Write out every entry, unchanged. Skip any picture.

[Dataset items]
>>>

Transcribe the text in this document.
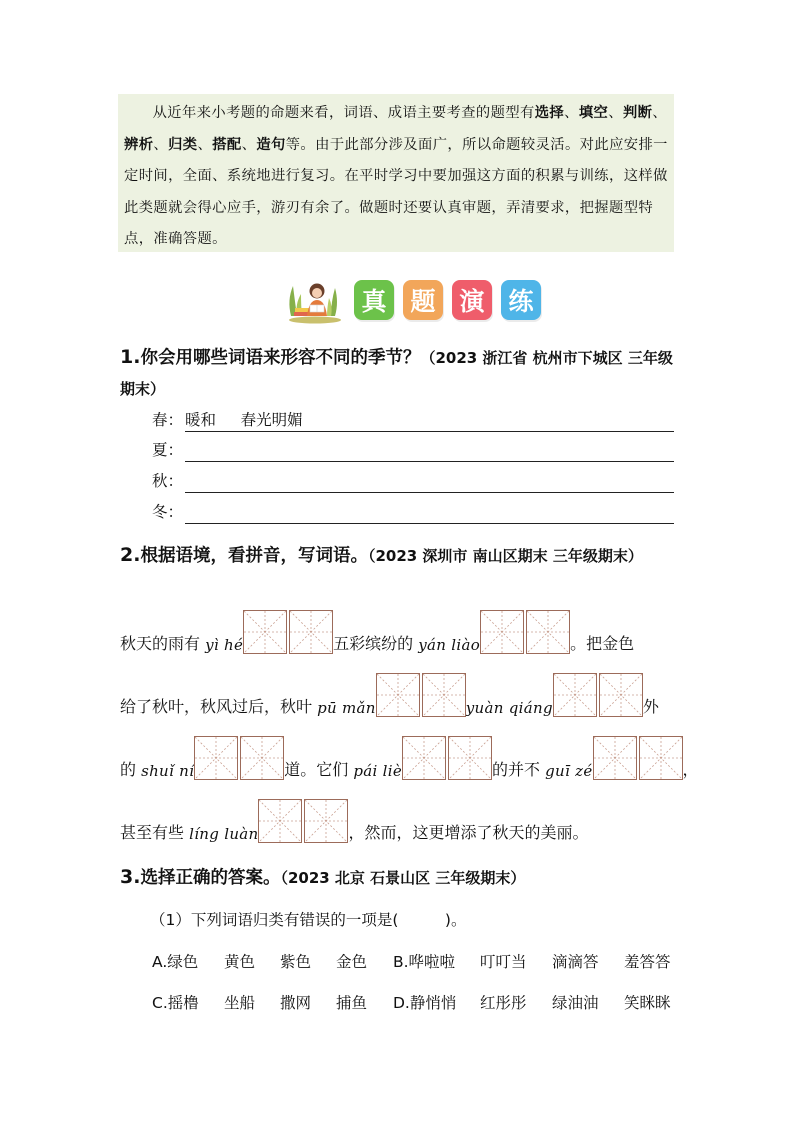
从近年来小考题的命题来看，词语、成语主要考查的题型有选择、填空、判断、辨析、归类、搭配、造句等。由于此部分涉及面广，所以命题较灵活。对此应安排一定时间，全面、系统地进行复习。在平时学习中要加强这方面的积累与训练，这样做此类题就会得心应手，游刃有余了。做题时还要认真审题，弄清要求，把握题型特点，准确答题。

真 题 演 练
1.你会用哪些词语来形容不同的季节？（2023 浙江省 杭州市下城区 三年级期末）
春： 暖和     春光明媚
夏：
秋：
冬：
2.根据语境，看拼音，写词语。（2023 深圳市 南山区期末 三年级期末）
秋天的雨有 yì hé	五彩缤纷的 yán liào	。把金色
给了秋叶，秋风过后，秋叶 pū mǎn	yuàn qiáng	外
的 shuǐ ní	道。它们 pái liè	的并不 guī zé	，
甚至有些 líng luàn	，然而，这更增添了秋天的美丽。
3.选择正确的答案。（2023 北京 石景山区 三年级期末）
（1）下列词语归类有错误的一项是(　　　)。
A.绿色 黄色 紫色 金色 B.哗啦啦 叮叮当 滴滴答 羞答答
C.摇橹 坐船 撒网 捕鱼 D.静悄悄 红彤彤 绿油油 笑眯眯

<<<

■ **Answer to this task**
Transcribe the text in this document.
从近年来小考题的命题来看，词语、成语主要考查的题型有选择、填空、判断、辨析、归类、搭配、造句等。由于此部分涉及面广，所以命题较灵活。对此应安排一定时间，全面、系统地进行复习。在平时学习中要加强这方面的积累与训练，这样做此类题就会得心应手，游刃有余了。做题时还要认真审题，弄清要求，把握题型特点，准确答题。

真 题 演 练
1.你会用哪些词语来形容不同的季节？（2023 浙江省 杭州市下城区 三年级期末）
春： 暖和     春光明媚
夏：
秋：
冬：
2.根据语境，看拼音，写词语。（2023 深圳市 南山区期末 三年级期末）
秋天的雨有 yì hé	五彩缤纷的 yán liào	。把金色
给了秋叶，秋风过后，秋叶 pū mǎn	yuàn qiáng	外
的 shuǐ ní	道。它们 pái liè	的并不 guī zé	，
甚至有些 líng luàn	，然而，这更增添了秋天的美丽。
3.选择正确的答案。（2023 北京 石景山区 三年级期末）
（1）下列词语归类有错误的一项是(　　　)。
A.绿色 黄色 紫色 金色 B.哗啦啦 叮叮当 滴滴答 羞答答
C.摇橹 坐船 撒网 捕鱼 D.静悄悄 红彤彤 绿油油 笑眯眯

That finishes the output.